(Stored items from a collection)

------------------------------------------------

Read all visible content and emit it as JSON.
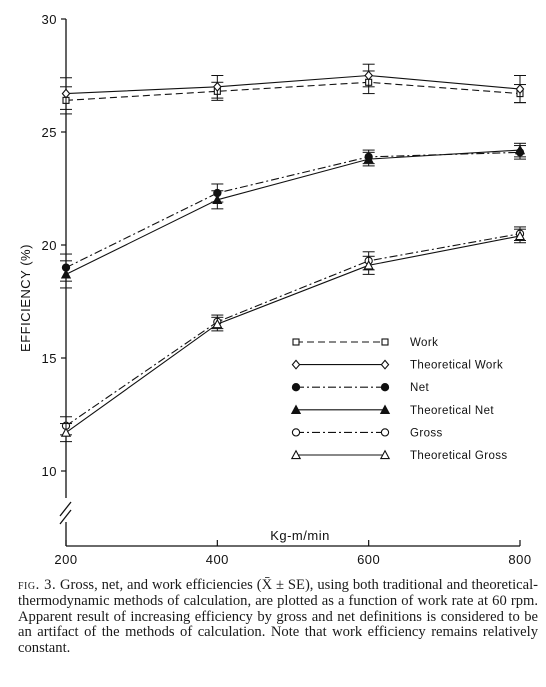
{
  "chart_data": {
    "type": "line",
    "xlabel": "Kg-m/min",
    "ylabel": "EFFICIENCY (%)",
    "x": [
      200,
      400,
      600,
      800
    ],
    "x_ticks": [
      "200",
      "400",
      "600",
      "800"
    ],
    "y_ticks": [
      "10",
      "15",
      "20",
      "25",
      "30"
    ],
    "xlim": [
      200,
      800
    ],
    "ylim": [
      7,
      30
    ],
    "y_axis_break": true,
    "grid": false,
    "legend_placement": "lower-right",
    "series": [
      {
        "name": "Work",
        "values": [
          26.4,
          26.8,
          27.2,
          26.7
        ],
        "se": [
          0.6,
          0.4,
          0.5,
          0.4
        ],
        "marker": "open-square",
        "dash": "dashed"
      },
      {
        "name": "Theoretical Work",
        "values": [
          26.7,
          27.0,
          27.5,
          26.9
        ],
        "se": [
          0.7,
          0.5,
          0.5,
          0.6
        ],
        "marker": "open-diamond",
        "dash": "solid"
      },
      {
        "name": "Net",
        "values": [
          19.0,
          22.3,
          23.9,
          24.1
        ],
        "se": [
          0.6,
          0.4,
          0.3,
          0.3
        ],
        "marker": "filled-circle",
        "dash": "dashdot"
      },
      {
        "name": "Theoretical Net",
        "values": [
          18.7,
          22.0,
          23.8,
          24.2
        ],
        "se": [
          0.6,
          0.4,
          0.3,
          0.3
        ],
        "marker": "filled-triangle",
        "dash": "solid"
      },
      {
        "name": "Gross",
        "values": [
          12.0,
          16.6,
          19.3,
          20.5
        ],
        "se": [
          0.4,
          0.3,
          0.4,
          0.3
        ],
        "marker": "open-circle",
        "dash": "dashdot"
      },
      {
        "name": "Theoretical Gross",
        "values": [
          11.7,
          16.5,
          19.1,
          20.4
        ],
        "se": [
          0.4,
          0.3,
          0.4,
          0.3
        ],
        "marker": "open-triangle",
        "dash": "solid"
      }
    ]
  },
  "caption": {
    "label": "fig. 3.",
    "text": "Gross, net, and work efficiencies (X̄ ± SE), using both traditional and theoretical-thermodynamic methods of calculation, are plotted as a function of work rate at 60 rpm. Apparent result of increasing efficiency by gross and net definitions is considered to be an artifact of the methods of calculation. Note that work efficiency remains relatively constant."
  }
}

------------------------------------------------

▶ _Problem to work on_
Exactly as written, return every line of the listing, but not the pictures.

▶ _Complete answer_
Read all visible content and emit it as JSON.
{
  "chart_data": {
    "type": "line",
    "xlabel": "Kg-m/min",
    "ylabel": "EFFICIENCY (%)",
    "x": [
      200,
      400,
      600,
      800
    ],
    "x_ticks": [
      "200",
      "400",
      "600",
      "800"
    ],
    "y_ticks": [
      "10",
      "15",
      "20",
      "25",
      "30"
    ],
    "xlim": [
      200,
      800
    ],
    "ylim": [
      7,
      30
    ],
    "y_axis_break": true,
    "grid": false,
    "legend_placement": "lower-right",
    "series": [
      {
        "name": "Work",
        "values": [
          26.4,
          26.8,
          27.2,
          26.7
        ],
        "se": [
          0.6,
          0.4,
          0.5,
          0.4
        ],
        "marker": "open-square",
        "dash": "dashed"
      },
      {
        "name": "Theoretical Work",
        "values": [
          26.7,
          27.0,
          27.5,
          26.9
        ],
        "se": [
          0.7,
          0.5,
          0.5,
          0.6
        ],
        "marker": "open-diamond",
        "dash": "solid"
      },
      {
        "name": "Net",
        "values": [
          19.0,
          22.3,
          23.9,
          24.1
        ],
        "se": [
          0.6,
          0.4,
          0.3,
          0.3
        ],
        "marker": "filled-circle",
        "dash": "dashdot"
      },
      {
        "name": "Theoretical Net",
        "values": [
          18.7,
          22.0,
          23.8,
          24.2
        ],
        "se": [
          0.6,
          0.4,
          0.3,
          0.3
        ],
        "marker": "filled-triangle",
        "dash": "solid"
      },
      {
        "name": "Gross",
        "values": [
          12.0,
          16.6,
          19.3,
          20.5
        ],
        "se": [
          0.4,
          0.3,
          0.4,
          0.3
        ],
        "marker": "open-circle",
        "dash": "dashdot"
      },
      {
        "name": "Theoretical Gross",
        "values": [
          11.7,
          16.5,
          19.1,
          20.4
        ],
        "se": [
          0.4,
          0.3,
          0.4,
          0.3
        ],
        "marker": "open-triangle",
        "dash": "solid"
      }
    ]
  },
  "caption": {
    "label": "fig. 3.",
    "text": "Gross, net, and work efficiencies (X̄ ± SE), using both traditional and theoretical-thermodynamic methods of calculation, are plotted as a function of work rate at 60 rpm. Apparent result of increasing efficiency by gross and net definitions is considered to be an artifact of the methods of calculation. Note that work efficiency remains relatively constant."
  }
}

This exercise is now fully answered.